[Extracted data entries]
+ + + + +
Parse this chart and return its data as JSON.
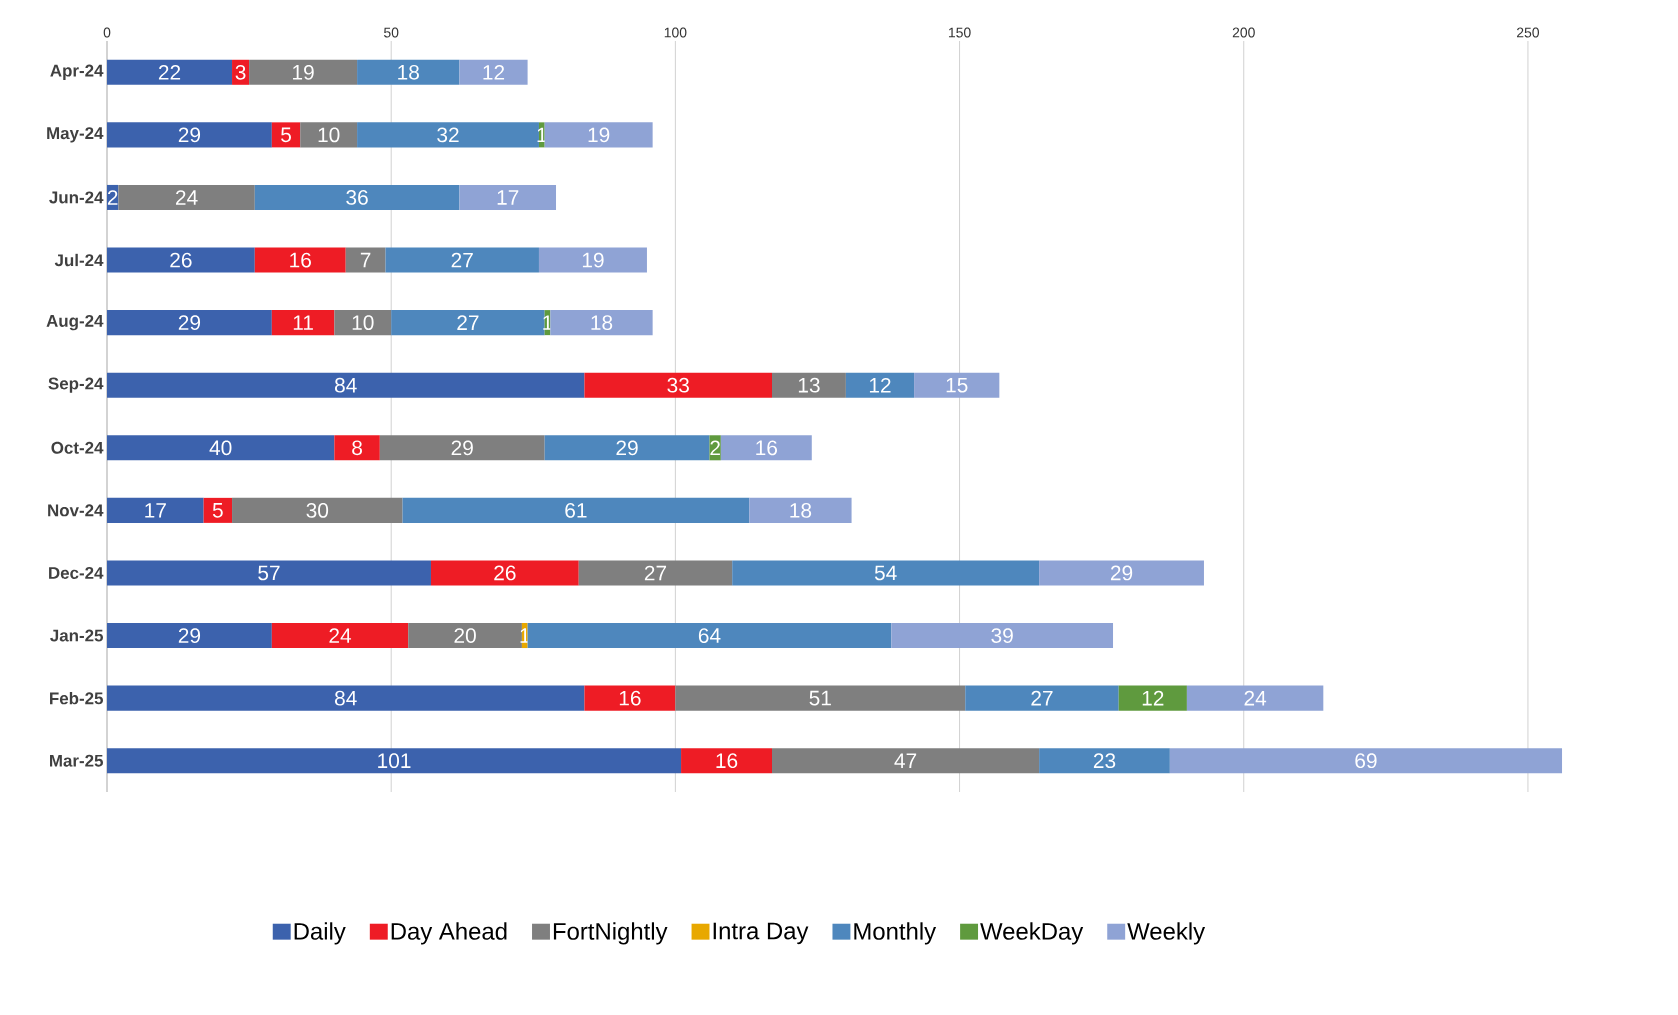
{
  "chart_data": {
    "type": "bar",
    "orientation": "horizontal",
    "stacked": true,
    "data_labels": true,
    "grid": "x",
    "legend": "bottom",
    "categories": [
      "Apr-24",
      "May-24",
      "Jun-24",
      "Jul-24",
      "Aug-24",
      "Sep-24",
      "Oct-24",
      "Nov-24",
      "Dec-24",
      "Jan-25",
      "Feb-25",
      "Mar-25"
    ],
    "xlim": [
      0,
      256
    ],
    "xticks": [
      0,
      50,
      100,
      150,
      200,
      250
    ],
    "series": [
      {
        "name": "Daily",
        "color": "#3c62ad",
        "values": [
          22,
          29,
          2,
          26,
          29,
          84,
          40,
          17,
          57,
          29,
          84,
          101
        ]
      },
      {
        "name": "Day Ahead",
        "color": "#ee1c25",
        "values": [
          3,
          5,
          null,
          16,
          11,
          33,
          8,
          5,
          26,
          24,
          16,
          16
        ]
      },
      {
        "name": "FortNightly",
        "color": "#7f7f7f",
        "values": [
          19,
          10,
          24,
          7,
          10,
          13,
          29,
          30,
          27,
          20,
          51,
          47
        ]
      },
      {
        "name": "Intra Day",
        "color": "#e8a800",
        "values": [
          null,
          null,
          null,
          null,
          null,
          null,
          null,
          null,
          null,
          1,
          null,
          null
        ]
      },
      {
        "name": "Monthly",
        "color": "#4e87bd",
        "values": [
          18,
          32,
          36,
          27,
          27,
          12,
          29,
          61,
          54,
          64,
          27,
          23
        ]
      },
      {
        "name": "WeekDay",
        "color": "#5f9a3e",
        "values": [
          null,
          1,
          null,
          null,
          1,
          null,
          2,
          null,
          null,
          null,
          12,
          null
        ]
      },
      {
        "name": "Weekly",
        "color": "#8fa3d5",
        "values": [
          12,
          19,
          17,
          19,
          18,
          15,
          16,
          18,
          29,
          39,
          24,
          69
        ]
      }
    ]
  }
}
+ + + + +
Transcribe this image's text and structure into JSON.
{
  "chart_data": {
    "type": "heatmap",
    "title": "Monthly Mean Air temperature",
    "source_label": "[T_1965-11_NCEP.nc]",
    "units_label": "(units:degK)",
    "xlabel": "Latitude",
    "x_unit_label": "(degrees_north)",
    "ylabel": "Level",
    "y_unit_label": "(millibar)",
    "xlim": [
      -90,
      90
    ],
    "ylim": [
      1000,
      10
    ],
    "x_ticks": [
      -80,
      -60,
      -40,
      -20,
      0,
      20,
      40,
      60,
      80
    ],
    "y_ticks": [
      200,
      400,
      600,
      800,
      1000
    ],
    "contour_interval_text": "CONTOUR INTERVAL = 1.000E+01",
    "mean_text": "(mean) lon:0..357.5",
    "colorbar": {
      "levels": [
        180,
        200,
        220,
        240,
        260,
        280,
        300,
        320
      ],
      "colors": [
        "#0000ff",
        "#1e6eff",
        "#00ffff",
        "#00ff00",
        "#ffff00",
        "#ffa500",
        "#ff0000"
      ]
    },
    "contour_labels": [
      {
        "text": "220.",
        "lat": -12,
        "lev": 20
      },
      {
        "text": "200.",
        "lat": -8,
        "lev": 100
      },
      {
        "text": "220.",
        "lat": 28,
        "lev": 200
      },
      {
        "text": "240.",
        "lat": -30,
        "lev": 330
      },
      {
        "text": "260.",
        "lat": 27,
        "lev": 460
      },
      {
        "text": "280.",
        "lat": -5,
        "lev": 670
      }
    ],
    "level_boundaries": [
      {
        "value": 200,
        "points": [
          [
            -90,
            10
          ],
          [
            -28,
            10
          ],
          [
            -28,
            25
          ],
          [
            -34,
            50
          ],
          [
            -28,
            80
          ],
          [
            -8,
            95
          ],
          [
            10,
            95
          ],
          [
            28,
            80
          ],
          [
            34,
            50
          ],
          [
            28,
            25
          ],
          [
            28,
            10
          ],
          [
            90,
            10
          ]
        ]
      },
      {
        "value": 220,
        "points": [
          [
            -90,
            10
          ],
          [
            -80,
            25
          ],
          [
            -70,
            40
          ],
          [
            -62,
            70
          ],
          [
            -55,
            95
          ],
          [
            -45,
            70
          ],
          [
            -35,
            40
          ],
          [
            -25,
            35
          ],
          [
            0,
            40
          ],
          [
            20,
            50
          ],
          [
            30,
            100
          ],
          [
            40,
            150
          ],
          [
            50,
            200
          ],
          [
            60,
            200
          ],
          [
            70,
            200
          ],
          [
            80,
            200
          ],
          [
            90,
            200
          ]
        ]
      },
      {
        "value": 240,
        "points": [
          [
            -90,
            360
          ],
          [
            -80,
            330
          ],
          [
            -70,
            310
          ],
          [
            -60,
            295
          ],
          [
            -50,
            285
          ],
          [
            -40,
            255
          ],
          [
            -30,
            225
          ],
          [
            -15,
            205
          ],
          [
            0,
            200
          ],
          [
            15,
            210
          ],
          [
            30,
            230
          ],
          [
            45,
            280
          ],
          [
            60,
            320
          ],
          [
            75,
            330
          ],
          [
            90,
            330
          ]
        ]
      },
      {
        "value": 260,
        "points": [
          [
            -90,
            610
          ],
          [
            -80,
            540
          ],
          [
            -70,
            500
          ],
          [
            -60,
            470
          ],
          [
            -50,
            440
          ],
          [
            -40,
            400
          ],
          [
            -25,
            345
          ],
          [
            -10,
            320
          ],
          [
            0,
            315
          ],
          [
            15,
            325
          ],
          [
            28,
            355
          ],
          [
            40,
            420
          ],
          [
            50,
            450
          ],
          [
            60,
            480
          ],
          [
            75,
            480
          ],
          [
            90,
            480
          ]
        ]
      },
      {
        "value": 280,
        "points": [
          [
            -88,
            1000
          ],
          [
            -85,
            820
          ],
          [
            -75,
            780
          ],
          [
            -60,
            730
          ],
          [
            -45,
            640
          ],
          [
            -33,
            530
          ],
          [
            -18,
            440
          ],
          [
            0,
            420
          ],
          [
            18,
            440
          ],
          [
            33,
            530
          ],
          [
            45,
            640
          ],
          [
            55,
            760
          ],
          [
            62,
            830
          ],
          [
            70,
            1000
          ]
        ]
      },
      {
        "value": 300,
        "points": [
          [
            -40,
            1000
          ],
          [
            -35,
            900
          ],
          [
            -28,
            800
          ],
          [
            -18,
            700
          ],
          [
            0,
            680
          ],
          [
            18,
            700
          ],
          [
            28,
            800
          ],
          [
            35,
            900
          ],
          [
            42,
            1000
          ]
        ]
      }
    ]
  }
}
+ + + + +
> _Short task_: In the entries above, find each line with the word "name" and copy it.

> _Answer to the problem_:
        "name": "Daily",
        "name": "Day Ahead",
        "name": "FortNightly",
        "name": "Intra Day",
        "name": "Monthly",
        "name": "WeekDay",
        "name": "Weekly",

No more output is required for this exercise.